==== Material for the task ====
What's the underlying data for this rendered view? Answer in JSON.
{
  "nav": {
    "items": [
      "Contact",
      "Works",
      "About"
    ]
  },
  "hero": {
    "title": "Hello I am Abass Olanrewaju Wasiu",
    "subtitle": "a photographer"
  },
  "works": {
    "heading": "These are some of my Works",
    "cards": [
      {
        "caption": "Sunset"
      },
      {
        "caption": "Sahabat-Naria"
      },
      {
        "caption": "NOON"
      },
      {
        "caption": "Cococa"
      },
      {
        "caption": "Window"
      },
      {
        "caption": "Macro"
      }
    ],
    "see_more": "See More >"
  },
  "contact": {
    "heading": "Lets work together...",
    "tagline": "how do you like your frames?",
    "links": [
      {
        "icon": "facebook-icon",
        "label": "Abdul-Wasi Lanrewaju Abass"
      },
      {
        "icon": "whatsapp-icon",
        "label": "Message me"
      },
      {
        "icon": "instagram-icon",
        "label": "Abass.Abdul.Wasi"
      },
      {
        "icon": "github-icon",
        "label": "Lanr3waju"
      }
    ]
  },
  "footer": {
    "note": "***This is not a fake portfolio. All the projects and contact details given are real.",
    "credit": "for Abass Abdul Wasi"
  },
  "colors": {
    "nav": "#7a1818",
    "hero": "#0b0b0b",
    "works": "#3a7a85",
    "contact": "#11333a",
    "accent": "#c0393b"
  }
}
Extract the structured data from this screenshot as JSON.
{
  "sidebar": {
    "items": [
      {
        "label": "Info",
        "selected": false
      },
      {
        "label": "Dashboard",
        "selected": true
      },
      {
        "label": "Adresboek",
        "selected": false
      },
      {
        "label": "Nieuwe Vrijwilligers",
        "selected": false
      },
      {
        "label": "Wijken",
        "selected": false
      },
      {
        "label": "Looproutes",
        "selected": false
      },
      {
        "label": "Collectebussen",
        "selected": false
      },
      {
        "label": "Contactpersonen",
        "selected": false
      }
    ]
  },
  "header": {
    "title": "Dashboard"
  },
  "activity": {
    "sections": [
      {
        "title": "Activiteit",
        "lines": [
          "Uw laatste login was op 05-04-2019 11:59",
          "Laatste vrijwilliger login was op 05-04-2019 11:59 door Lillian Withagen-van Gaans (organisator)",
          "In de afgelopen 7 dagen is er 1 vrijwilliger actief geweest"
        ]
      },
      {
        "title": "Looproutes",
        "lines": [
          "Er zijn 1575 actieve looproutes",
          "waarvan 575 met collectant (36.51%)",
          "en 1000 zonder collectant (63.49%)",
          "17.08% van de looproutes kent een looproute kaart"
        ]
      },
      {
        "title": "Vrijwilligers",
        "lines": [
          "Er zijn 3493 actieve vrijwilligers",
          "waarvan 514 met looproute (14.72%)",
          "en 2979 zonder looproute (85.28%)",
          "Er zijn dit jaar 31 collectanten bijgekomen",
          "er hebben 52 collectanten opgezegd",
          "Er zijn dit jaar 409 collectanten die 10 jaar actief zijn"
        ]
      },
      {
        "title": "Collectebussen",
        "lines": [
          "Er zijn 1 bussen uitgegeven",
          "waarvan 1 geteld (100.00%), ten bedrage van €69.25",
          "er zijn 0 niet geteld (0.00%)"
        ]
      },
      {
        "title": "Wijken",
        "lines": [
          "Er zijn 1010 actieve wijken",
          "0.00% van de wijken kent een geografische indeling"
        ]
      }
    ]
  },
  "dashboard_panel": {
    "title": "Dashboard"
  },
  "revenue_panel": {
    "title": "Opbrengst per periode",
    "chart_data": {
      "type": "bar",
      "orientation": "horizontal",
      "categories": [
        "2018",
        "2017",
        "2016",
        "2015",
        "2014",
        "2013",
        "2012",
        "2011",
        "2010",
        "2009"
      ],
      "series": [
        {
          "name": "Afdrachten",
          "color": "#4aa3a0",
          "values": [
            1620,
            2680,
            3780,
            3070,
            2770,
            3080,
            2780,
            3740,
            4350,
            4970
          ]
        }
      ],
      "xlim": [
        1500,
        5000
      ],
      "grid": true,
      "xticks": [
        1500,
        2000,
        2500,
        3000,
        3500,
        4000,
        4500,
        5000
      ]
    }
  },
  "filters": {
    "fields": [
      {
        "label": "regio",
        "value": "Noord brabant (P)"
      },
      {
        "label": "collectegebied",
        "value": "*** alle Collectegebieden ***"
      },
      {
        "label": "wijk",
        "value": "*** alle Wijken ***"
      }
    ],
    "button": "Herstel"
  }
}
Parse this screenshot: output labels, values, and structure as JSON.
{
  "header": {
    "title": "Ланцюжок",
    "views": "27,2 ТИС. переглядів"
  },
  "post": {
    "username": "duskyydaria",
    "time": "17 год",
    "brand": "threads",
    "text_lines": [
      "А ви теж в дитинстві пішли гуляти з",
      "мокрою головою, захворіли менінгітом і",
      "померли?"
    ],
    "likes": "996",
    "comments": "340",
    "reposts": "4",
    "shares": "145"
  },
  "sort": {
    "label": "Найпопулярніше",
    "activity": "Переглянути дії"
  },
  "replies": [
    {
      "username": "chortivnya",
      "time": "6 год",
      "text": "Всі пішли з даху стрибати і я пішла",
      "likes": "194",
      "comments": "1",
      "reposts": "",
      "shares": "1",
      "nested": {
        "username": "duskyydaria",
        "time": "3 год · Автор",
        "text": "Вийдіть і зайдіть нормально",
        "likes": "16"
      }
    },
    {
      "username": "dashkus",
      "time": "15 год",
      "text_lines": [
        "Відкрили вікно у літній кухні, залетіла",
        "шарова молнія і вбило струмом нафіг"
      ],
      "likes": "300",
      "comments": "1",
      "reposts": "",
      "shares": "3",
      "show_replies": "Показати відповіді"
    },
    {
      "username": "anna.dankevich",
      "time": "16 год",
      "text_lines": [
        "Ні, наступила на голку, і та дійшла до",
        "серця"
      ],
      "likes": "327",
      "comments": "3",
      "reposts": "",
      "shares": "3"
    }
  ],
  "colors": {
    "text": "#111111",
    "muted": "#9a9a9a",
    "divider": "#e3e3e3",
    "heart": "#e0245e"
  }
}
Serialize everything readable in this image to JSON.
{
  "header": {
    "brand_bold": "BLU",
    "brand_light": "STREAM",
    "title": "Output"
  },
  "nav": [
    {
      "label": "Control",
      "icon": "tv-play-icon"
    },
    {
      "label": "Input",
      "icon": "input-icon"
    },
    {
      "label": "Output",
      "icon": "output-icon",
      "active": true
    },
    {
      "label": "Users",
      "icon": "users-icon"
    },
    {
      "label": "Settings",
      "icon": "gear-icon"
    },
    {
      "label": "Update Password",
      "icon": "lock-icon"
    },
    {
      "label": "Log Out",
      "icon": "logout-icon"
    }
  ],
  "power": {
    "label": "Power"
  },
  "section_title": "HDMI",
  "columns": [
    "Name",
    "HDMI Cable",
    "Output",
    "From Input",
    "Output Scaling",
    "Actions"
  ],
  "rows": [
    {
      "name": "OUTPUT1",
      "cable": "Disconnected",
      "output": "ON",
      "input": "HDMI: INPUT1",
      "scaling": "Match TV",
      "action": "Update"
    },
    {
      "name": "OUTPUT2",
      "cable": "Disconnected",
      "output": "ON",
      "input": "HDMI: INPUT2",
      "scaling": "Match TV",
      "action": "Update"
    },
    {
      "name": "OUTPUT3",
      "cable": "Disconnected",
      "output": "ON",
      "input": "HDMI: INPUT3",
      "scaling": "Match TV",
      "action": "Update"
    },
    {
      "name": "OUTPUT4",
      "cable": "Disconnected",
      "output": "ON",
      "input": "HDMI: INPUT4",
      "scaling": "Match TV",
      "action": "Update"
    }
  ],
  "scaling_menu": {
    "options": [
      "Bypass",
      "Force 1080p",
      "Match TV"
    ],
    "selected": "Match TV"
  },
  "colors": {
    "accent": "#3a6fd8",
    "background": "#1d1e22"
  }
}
====
-- Problem requirements --
Look above for lines with the word "geteld" and copy them all.

-- Expected answer --
          "waarvan 1 geteld (100.00%), ten bedrage van €69.25",
          "er zijn 0 niet geteld (0.00%)"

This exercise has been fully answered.